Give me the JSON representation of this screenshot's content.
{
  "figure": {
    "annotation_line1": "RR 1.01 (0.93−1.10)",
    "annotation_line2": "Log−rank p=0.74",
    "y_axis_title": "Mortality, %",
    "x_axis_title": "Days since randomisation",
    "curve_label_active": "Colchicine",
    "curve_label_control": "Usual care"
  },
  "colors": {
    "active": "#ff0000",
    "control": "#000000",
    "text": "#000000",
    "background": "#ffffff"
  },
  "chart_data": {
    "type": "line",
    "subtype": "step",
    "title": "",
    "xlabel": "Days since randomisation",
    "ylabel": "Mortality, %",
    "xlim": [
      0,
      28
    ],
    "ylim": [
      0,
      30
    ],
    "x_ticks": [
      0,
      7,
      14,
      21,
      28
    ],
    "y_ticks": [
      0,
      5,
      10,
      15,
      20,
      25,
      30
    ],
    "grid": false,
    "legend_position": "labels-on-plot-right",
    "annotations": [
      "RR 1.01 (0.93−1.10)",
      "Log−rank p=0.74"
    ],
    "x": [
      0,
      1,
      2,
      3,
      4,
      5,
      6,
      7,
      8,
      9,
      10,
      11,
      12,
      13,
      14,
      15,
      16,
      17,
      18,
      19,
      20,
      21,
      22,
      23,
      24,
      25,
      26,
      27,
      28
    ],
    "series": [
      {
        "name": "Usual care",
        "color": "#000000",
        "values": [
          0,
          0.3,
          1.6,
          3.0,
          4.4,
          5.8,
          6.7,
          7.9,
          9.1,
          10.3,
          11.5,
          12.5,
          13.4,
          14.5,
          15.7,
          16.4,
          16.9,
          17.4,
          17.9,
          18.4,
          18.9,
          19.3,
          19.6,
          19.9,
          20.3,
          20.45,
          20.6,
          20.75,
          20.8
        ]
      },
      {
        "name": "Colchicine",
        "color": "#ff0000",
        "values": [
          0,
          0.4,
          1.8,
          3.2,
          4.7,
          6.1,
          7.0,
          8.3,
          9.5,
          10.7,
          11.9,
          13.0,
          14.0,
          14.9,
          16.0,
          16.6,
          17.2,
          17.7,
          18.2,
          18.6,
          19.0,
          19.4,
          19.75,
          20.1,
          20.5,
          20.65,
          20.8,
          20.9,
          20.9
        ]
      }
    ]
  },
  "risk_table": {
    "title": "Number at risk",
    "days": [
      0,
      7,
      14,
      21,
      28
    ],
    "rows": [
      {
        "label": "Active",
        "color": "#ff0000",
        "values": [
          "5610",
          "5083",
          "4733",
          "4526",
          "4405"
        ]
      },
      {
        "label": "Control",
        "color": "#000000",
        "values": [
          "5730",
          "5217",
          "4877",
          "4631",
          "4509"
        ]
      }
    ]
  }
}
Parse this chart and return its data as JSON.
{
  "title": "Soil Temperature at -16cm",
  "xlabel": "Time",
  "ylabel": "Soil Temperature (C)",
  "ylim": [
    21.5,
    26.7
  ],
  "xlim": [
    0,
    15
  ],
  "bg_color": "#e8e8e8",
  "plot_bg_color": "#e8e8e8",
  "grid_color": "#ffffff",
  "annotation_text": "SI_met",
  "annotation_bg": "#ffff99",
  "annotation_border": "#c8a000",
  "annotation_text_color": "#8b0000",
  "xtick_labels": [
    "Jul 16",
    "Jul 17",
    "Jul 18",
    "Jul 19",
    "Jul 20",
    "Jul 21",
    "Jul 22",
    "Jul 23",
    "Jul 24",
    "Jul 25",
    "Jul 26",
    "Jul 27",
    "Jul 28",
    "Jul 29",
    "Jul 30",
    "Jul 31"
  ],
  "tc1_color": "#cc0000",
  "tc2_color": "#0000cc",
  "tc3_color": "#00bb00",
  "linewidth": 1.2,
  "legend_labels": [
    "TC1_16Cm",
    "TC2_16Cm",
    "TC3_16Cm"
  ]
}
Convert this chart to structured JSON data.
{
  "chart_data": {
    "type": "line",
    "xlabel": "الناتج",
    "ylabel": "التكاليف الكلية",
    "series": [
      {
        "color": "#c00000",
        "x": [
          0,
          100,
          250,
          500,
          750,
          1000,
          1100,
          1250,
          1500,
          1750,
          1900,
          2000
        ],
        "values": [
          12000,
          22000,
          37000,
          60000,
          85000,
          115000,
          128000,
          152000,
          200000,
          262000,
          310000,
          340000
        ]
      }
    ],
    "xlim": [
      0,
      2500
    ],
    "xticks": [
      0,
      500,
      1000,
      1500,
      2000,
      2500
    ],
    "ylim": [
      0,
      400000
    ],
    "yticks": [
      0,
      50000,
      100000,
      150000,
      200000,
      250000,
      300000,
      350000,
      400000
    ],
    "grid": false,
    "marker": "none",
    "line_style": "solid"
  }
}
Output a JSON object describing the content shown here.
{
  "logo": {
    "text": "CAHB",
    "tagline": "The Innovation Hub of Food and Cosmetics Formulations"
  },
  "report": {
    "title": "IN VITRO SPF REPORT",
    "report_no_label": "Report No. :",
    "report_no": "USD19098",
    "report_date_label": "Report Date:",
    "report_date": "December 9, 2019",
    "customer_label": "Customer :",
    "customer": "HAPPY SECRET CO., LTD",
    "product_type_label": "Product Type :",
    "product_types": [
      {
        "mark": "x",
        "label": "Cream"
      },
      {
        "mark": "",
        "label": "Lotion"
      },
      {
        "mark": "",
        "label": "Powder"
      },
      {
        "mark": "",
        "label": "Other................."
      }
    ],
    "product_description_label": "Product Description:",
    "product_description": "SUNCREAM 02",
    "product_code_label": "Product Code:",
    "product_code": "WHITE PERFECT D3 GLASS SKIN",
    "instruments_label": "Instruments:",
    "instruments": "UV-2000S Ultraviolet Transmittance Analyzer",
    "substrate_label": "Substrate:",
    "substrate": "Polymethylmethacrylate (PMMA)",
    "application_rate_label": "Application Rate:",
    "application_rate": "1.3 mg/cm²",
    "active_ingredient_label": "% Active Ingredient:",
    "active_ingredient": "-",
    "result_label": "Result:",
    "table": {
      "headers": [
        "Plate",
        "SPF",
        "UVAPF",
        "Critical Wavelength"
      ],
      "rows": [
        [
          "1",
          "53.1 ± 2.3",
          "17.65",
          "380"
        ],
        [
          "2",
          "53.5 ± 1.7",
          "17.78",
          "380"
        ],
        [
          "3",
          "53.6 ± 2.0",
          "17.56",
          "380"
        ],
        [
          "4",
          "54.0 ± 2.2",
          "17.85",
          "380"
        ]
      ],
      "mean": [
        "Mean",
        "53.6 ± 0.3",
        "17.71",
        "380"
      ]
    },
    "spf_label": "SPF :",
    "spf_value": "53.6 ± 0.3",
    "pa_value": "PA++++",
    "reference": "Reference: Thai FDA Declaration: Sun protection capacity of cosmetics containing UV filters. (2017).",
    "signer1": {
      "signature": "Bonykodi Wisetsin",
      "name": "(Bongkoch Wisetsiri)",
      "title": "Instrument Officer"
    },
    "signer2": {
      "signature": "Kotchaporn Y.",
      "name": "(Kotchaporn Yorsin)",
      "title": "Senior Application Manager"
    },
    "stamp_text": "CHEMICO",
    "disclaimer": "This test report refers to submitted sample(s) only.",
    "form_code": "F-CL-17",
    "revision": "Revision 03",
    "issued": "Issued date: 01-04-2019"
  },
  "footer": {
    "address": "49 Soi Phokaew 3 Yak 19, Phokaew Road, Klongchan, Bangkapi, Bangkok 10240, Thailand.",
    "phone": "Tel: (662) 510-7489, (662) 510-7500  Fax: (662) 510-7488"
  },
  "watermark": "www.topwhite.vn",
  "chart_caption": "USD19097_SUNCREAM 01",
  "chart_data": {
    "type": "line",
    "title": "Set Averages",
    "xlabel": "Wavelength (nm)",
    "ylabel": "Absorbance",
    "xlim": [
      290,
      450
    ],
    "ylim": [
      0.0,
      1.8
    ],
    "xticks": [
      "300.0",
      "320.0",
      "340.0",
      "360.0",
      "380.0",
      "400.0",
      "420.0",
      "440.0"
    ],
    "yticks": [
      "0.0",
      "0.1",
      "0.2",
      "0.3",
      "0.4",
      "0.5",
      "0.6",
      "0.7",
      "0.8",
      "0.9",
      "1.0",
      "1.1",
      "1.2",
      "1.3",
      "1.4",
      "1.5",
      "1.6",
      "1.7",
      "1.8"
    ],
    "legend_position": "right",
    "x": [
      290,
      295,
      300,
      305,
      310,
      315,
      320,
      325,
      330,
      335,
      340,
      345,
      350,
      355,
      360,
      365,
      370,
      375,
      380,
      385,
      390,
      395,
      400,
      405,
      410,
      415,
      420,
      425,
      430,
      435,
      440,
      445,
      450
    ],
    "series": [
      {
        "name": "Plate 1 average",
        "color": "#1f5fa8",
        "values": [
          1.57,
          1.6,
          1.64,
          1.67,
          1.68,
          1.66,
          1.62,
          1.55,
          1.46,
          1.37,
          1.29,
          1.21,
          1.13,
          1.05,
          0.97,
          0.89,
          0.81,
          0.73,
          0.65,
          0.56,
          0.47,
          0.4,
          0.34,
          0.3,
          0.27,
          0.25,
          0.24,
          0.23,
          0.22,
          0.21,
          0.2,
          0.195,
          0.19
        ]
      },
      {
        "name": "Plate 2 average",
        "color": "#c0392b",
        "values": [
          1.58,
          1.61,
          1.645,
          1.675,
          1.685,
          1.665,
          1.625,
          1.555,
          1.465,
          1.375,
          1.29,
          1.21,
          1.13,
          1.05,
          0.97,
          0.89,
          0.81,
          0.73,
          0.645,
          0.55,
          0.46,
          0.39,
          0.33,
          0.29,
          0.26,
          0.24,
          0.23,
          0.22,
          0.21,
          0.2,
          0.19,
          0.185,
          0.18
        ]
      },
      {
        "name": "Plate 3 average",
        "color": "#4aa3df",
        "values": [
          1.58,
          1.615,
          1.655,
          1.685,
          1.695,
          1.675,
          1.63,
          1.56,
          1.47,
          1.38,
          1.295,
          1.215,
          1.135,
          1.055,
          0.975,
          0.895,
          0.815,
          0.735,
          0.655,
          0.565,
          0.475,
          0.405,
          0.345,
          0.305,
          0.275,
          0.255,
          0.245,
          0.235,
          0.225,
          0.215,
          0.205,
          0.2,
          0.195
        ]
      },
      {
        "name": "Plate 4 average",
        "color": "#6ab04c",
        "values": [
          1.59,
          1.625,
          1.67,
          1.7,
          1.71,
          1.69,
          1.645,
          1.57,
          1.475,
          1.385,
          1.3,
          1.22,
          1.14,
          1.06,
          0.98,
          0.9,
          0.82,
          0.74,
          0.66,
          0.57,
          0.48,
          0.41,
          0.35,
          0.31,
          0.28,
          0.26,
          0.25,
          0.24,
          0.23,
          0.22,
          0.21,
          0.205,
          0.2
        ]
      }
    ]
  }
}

→ GIVEN REQUEST
Return each full line of the entries that contains the word "Mortality".

→ RESULT OF THIS TASK
    "y_axis_title": "Mortality, %",
    "ylabel": "Mortality, %",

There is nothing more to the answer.